→ TO DO:
[1] Translate this sentence from the text on regular expressions into French: "They form a mini-language of their own for expressing string patterns."
[2] Reproduce the part of the regular expressions text starting with "To test your" and going on through "matches = re.findall(regex,string)", swapping "exercises" for "problems".

→ TEXT EXTRACT:

The other common use of the same types of Python functions is when trying to make sense of a set of computational experiments. It’s not uncommon to have run a program on a large number of data sets. Each time your program runs it might produce a number of outputs, perhaps including just some log files originally designed more with debugging than with reporting in mind. You know need to create a table of results or some figures from these to include in your journal paper. Again Python can be used to both process all of the text input files and to produce a nicely formatted output (for example via LaTeX or HTML)

Regular Expressions

When dealing with text files, regular expressions are your friend. They form a mini-language of their own for expressing string patterns. Regular expressions are not unique to python, with relatively similar syntax used in a variety of tools (particularly in linux/unix). The regular expression documentation gives all the details, but to get you started the string r"^[abc]\d*" would match any line that

• is at the start of a line (as incdicated by the ^)
• has one of the characters in the set {‘a’,‘b’,‘c’} (written as “[abc]") first
• is followed by zero or more digits “\d” = digit, * means “zero or more”, you could use “+” for “one or more”
• the string is written as a raw string (r"") to make sure that “" is not interpreted as an escape character - since regular expressions make frequent use of the backslash
• it is also particularly useful and easy to mark a substring as a group. For example r"([xyz]+)\1" means that we have a group consisting of one or more characters in {x,y,z} followed by the same group (group 1) repeating a second time.
• import re to get the library, then use re.search(pattern,string) to find a pattern in the given string, re.search(pattern,string).group(1) would give the substring of the first group in the time the pattern was matched (if the pattern was found at all).

Regular expression testing

To test your skills at writing regular expressions, try the following exercises:

import re
def testre(regex,string):
"Simple test function to print all matches of a regular expression in a string"
matches = re.findall(regex,string)
print("%d:"%len(matches),";".join(matches))
return matches

testre(r"INSERT_HERE", # insert regular expressions to find any capitalised words with 2 letters or more
"""Some words, like Australia I know, have Capital letters, see Figure 3 for more"""

(Data listing)
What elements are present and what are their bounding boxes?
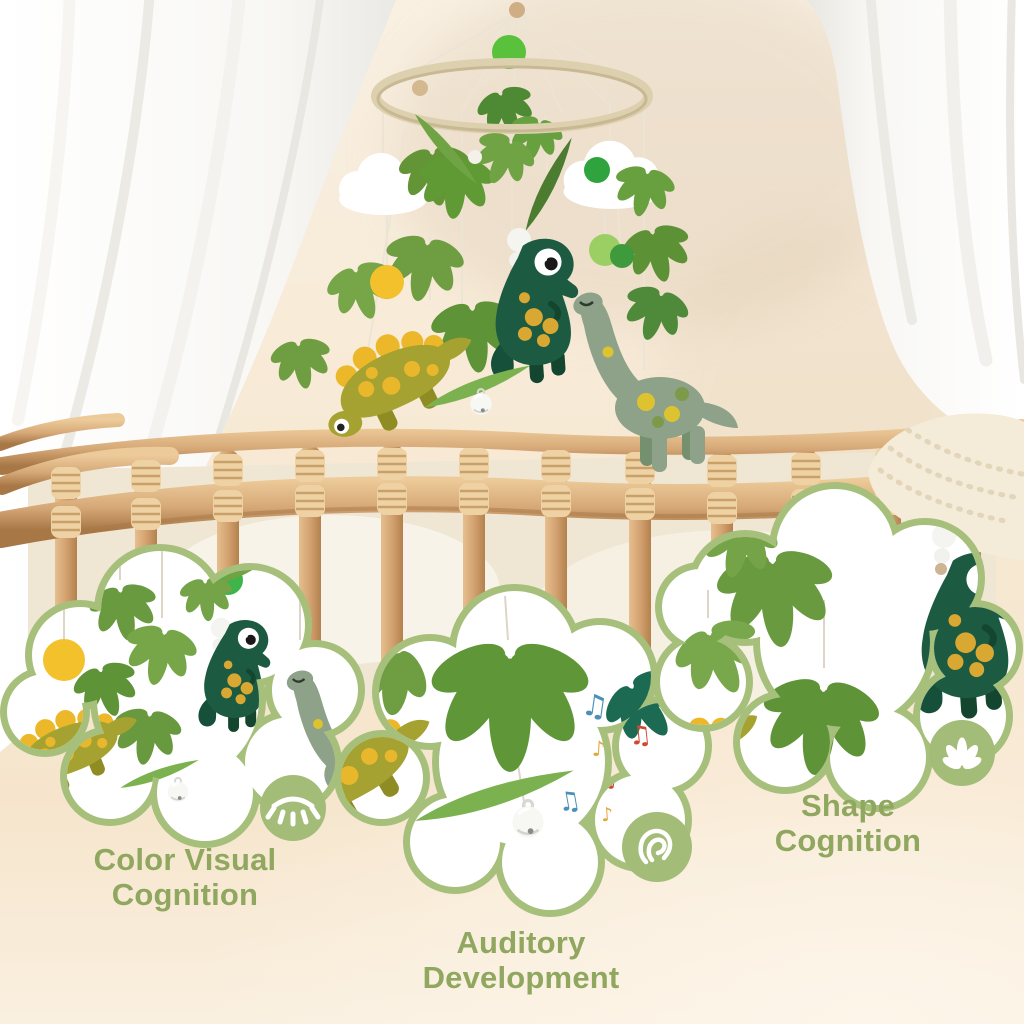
crib-mobile <box>264 2 740 474</box>
crib-blanket <box>868 413 1024 560</box>
callout-cloud-shape <box>653 482 1023 812</box>
closed-eye-icon <box>260 775 326 841</box>
felt-bead <box>468 150 482 164</box>
music-note: ♪ <box>600 804 614 827</box>
caption-auditory-development: Auditory Development <box>422 925 620 995</box>
music-note: ♪ <box>591 737 606 762</box>
ear-icon <box>622 812 692 882</box>
music-note: ♫ <box>579 687 611 725</box>
curtain-right <box>806 0 1024 452</box>
caption-color-visual-cognition: Color Visual Cognition <box>93 842 277 912</box>
caption-shape-cognition: Shape Cognition <box>774 788 922 858</box>
music-note: ♫ <box>555 785 583 819</box>
wood-bead <box>412 80 428 96</box>
pom-poms <box>370 157 634 299</box>
mobile-hoop <box>371 58 653 134</box>
music-note: ♫ <box>627 720 653 752</box>
callout-cloud-auditory: ♫ ♫ ♪ ♫ ♪ ♪ <box>334 584 712 917</box>
leaf-icon <box>929 720 995 786</box>
hanger-bead <box>509 2 525 18</box>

→ OUTPUTS IN ORDER:
[1] Elles forment un mini-langage à part entière pour exprimer des motifs de chaînes de caractères.

[2]
To test your skills at writing regular expressions, try the following problems:

import re
def testre(regex,string):
"Simple test function to print all matches of a regular expression in a string"
matches = re.findall(regex,string)